» **YOUR INSTRUCTIONS**: Go through the listing below and gather every line with the word "Difference".

» **THE DATA**:
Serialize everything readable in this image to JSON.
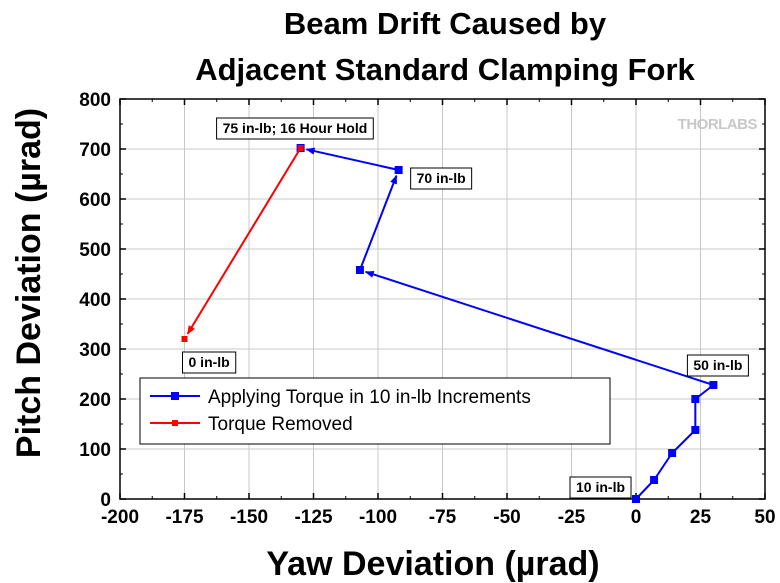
{
  "chart_data": {
    "type": "line",
    "title_lines": [
      "Beam Drift Caused by",
      "Adjacent Standard Clamping Fork"
    ],
    "xlabel": "Yaw Deviation (µrad)",
    "ylabel": "Pitch Deviation (µrad)",
    "xlim": [
      -200,
      50
    ],
    "ylim": [
      0,
      800
    ],
    "xticks": [
      -200,
      -175,
      -150,
      -125,
      -100,
      -75,
      -50,
      -25,
      0,
      25,
      50
    ],
    "yticks": [
      0,
      100,
      200,
      300,
      400,
      500,
      600,
      700,
      800
    ],
    "grid": true,
    "legend_position": "lower-left",
    "series": [
      {
        "name": "Applying Torque in 10 in-lb Increments",
        "color": "#0000ff",
        "marker": "square",
        "x": [
          0,
          7,
          14,
          23,
          23,
          30,
          -107,
          -92,
          -130
        ],
        "y": [
          0,
          38,
          92,
          138,
          200,
          228,
          458,
          658,
          702
        ]
      },
      {
        "name": "Torque Removed",
        "color": "#ff0000",
        "marker": "square",
        "x": [
          -130,
          -175
        ],
        "y": [
          702,
          320
        ]
      }
    ],
    "annotations": [
      {
        "text": "10 in-lb",
        "x": 0,
        "y": 0
      },
      {
        "text": "50 in-lb",
        "x": 30,
        "y": 228
      },
      {
        "text": "70 in-lb",
        "x": -92,
        "y": 658
      },
      {
        "text": "75 in-lb; 16 Hour Hold",
        "x": -130,
        "y": 702
      },
      {
        "text": "0 in-lb",
        "x": -175,
        "y": 320
      }
    ]
  },
  "brand_text": "THORLABS"
}
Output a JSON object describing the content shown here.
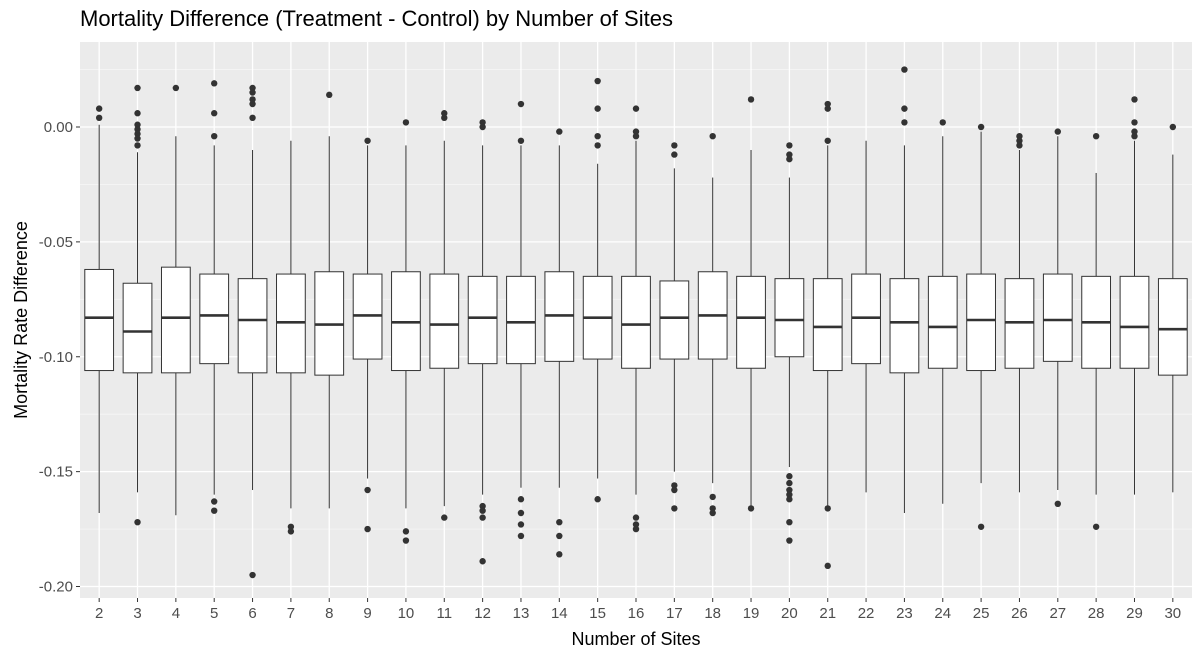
{
  "chart_data": {
    "type": "boxplot",
    "title": "Mortality Difference (Treatment - Control) by Number of Sites",
    "xlabel": "Number of Sites",
    "ylabel": "Mortality Rate Difference",
    "ylim": [
      -0.205,
      0.037
    ],
    "y_ticks": [
      "0.00",
      "-0.05",
      "-0.10",
      "-0.15",
      "-0.20"
    ],
    "y_tick_values": [
      0,
      -0.05,
      -0.1,
      -0.15,
      -0.2
    ],
    "grid": true,
    "colors": {
      "panel": "#ebebeb",
      "grid_major": "#ffffff",
      "grid_minor": "#f5f5f5",
      "box_fill": "#ffffff",
      "box_line": "#333333",
      "tick_text": "#4d4d4d"
    },
    "categories": [
      "2",
      "3",
      "4",
      "5",
      "6",
      "7",
      "8",
      "9",
      "10",
      "11",
      "12",
      "13",
      "14",
      "15",
      "16",
      "17",
      "18",
      "19",
      "20",
      "21",
      "22",
      "23",
      "24",
      "25",
      "26",
      "27",
      "28",
      "29",
      "30"
    ],
    "boxes": [
      {
        "x": "2",
        "q1": -0.106,
        "median": -0.083,
        "q3": -0.062,
        "whisker_low": -0.168,
        "whisker_high": 0.001,
        "outliers": [
          0.008,
          0.004
        ]
      },
      {
        "x": "3",
        "q1": -0.107,
        "median": -0.089,
        "q3": -0.068,
        "whisker_low": -0.159,
        "whisker_high": -0.011,
        "outliers": [
          0.017,
          0.006,
          0.001,
          -0.001,
          -0.003,
          -0.005,
          -0.008,
          -0.172
        ]
      },
      {
        "x": "4",
        "q1": -0.107,
        "median": -0.083,
        "q3": -0.061,
        "whisker_low": -0.169,
        "whisker_high": -0.004,
        "outliers": [
          0.017
        ]
      },
      {
        "x": "5",
        "q1": -0.103,
        "median": -0.082,
        "q3": -0.064,
        "whisker_low": -0.16,
        "whisker_high": -0.008,
        "outliers": [
          0.019,
          0.006,
          -0.004,
          -0.163,
          -0.167
        ]
      },
      {
        "x": "6",
        "q1": -0.107,
        "median": -0.084,
        "q3": -0.066,
        "whisker_low": -0.158,
        "whisker_high": -0.01,
        "outliers": [
          0.017,
          0.015,
          0.012,
          0.01,
          0.004,
          -0.195
        ]
      },
      {
        "x": "7",
        "q1": -0.107,
        "median": -0.085,
        "q3": -0.064,
        "whisker_low": -0.166,
        "whisker_high": -0.006,
        "outliers": [
          -0.174,
          -0.176
        ]
      },
      {
        "x": "8",
        "q1": -0.108,
        "median": -0.086,
        "q3": -0.063,
        "whisker_low": -0.166,
        "whisker_high": -0.004,
        "outliers": [
          0.014
        ]
      },
      {
        "x": "9",
        "q1": -0.101,
        "median": -0.082,
        "q3": -0.064,
        "whisker_low": -0.153,
        "whisker_high": -0.008,
        "outliers": [
          -0.006,
          -0.158,
          -0.175
        ]
      },
      {
        "x": "10",
        "q1": -0.106,
        "median": -0.085,
        "q3": -0.063,
        "whisker_low": -0.166,
        "whisker_high": -0.008,
        "outliers": [
          0.002,
          -0.176,
          -0.18
        ]
      },
      {
        "x": "11",
        "q1": -0.105,
        "median": -0.086,
        "q3": -0.064,
        "whisker_low": -0.165,
        "whisker_high": -0.006,
        "outliers": [
          0.006,
          0.004,
          -0.17
        ]
      },
      {
        "x": "12",
        "q1": -0.103,
        "median": -0.083,
        "q3": -0.065,
        "whisker_low": -0.16,
        "whisker_high": -0.008,
        "outliers": [
          0.002,
          0.0,
          -0.165,
          -0.167,
          -0.17,
          -0.189
        ]
      },
      {
        "x": "13",
        "q1": -0.103,
        "median": -0.085,
        "q3": -0.065,
        "whisker_low": -0.157,
        "whisker_high": -0.008,
        "outliers": [
          0.01,
          -0.006,
          -0.162,
          -0.168,
          -0.173,
          -0.178
        ]
      },
      {
        "x": "14",
        "q1": -0.102,
        "median": -0.082,
        "q3": -0.063,
        "whisker_low": -0.157,
        "whisker_high": -0.008,
        "outliers": [
          -0.002,
          -0.172,
          -0.178,
          -0.186
        ]
      },
      {
        "x": "15",
        "q1": -0.101,
        "median": -0.083,
        "q3": -0.065,
        "whisker_low": -0.153,
        "whisker_high": -0.016,
        "outliers": [
          0.02,
          0.008,
          -0.004,
          -0.008,
          -0.162
        ]
      },
      {
        "x": "16",
        "q1": -0.105,
        "median": -0.086,
        "q3": -0.065,
        "whisker_low": -0.16,
        "whisker_high": -0.006,
        "outliers": [
          0.008,
          -0.002,
          -0.004,
          -0.17,
          -0.173,
          -0.175
        ]
      },
      {
        "x": "17",
        "q1": -0.101,
        "median": -0.083,
        "q3": -0.067,
        "whisker_low": -0.15,
        "whisker_high": -0.018,
        "outliers": [
          -0.008,
          -0.012,
          -0.156,
          -0.158,
          -0.166
        ]
      },
      {
        "x": "18",
        "q1": -0.101,
        "median": -0.082,
        "q3": -0.063,
        "whisker_low": -0.155,
        "whisker_high": -0.022,
        "outliers": [
          -0.004,
          -0.161,
          -0.166,
          -0.168
        ]
      },
      {
        "x": "19",
        "q1": -0.105,
        "median": -0.083,
        "q3": -0.065,
        "whisker_low": -0.165,
        "whisker_high": -0.01,
        "outliers": [
          0.012,
          -0.166
        ]
      },
      {
        "x": "20",
        "q1": -0.1,
        "median": -0.084,
        "q3": -0.066,
        "whisker_low": -0.148,
        "whisker_high": -0.022,
        "outliers": [
          -0.008,
          -0.012,
          -0.014,
          -0.152,
          -0.155,
          -0.158,
          -0.16,
          -0.162,
          -0.172,
          -0.18
        ]
      },
      {
        "x": "21",
        "q1": -0.106,
        "median": -0.087,
        "q3": -0.066,
        "whisker_low": -0.165,
        "whisker_high": -0.008,
        "outliers": [
          0.01,
          0.008,
          -0.006,
          -0.166,
          -0.191
        ]
      },
      {
        "x": "22",
        "q1": -0.103,
        "median": -0.083,
        "q3": -0.064,
        "whisker_low": -0.159,
        "whisker_high": -0.006,
        "outliers": []
      },
      {
        "x": "23",
        "q1": -0.107,
        "median": -0.085,
        "q3": -0.066,
        "whisker_low": -0.168,
        "whisker_high": -0.008,
        "outliers": [
          0.025,
          0.008,
          0.002
        ]
      },
      {
        "x": "24",
        "q1": -0.105,
        "median": -0.087,
        "q3": -0.065,
        "whisker_low": -0.164,
        "whisker_high": -0.004,
        "outliers": [
          0.002
        ]
      },
      {
        "x": "25",
        "q1": -0.106,
        "median": -0.084,
        "q3": -0.064,
        "whisker_low": -0.155,
        "whisker_high": -0.002,
        "outliers": [
          0.0,
          -0.174
        ]
      },
      {
        "x": "26",
        "q1": -0.105,
        "median": -0.085,
        "q3": -0.066,
        "whisker_low": -0.159,
        "whisker_high": -0.01,
        "outliers": [
          -0.004,
          -0.006,
          -0.008
        ]
      },
      {
        "x": "27",
        "q1": -0.102,
        "median": -0.084,
        "q3": -0.064,
        "whisker_low": -0.158,
        "whisker_high": -0.004,
        "outliers": [
          -0.002,
          -0.164
        ]
      },
      {
        "x": "28",
        "q1": -0.105,
        "median": -0.085,
        "q3": -0.065,
        "whisker_low": -0.16,
        "whisker_high": -0.02,
        "outliers": [
          -0.004,
          -0.174
        ]
      },
      {
        "x": "29",
        "q1": -0.105,
        "median": -0.087,
        "q3": -0.065,
        "whisker_low": -0.16,
        "whisker_high": -0.006,
        "outliers": [
          0.012,
          0.002,
          -0.002,
          -0.004
        ]
      },
      {
        "x": "30",
        "q1": -0.108,
        "median": -0.088,
        "q3": -0.066,
        "whisker_low": -0.159,
        "whisker_high": -0.012,
        "outliers": [
          0.0
        ]
      }
    ]
  }
}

» **TASK SOLUTION**:
    "title": "Mortality Difference (Treatment - Control) by Number of Sites",
    "ylabel": "Mortality Rate Difference",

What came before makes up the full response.